*DATA FOR THIS EXERCISE*:
####

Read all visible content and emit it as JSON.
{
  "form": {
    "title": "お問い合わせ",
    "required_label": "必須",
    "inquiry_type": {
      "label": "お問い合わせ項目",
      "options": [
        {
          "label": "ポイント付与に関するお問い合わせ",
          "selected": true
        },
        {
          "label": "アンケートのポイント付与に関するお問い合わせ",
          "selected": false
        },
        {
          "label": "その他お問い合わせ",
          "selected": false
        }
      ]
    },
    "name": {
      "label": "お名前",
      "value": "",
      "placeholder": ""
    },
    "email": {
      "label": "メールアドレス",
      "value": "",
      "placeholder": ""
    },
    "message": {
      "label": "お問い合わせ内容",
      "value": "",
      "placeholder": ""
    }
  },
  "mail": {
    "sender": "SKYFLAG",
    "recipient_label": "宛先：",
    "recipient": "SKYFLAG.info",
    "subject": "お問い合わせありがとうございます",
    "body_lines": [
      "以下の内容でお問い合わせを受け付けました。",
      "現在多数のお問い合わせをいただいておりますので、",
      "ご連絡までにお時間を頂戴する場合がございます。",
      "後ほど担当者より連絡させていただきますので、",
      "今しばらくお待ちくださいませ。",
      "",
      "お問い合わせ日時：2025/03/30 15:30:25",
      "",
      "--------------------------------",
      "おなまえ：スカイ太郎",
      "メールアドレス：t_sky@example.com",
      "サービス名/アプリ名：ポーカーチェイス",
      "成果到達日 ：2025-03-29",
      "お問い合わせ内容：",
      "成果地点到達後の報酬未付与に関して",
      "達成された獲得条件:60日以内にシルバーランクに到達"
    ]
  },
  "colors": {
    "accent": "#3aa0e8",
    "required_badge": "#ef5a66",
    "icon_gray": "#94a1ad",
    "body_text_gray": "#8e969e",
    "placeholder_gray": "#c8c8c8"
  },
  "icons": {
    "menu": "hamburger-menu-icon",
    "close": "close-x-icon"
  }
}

####

*WORK TO COMPLETE*: Reply with one number: the count of lines in the entries that include the word "SKYFLAG".

*SOLVED PROBLEM*: 2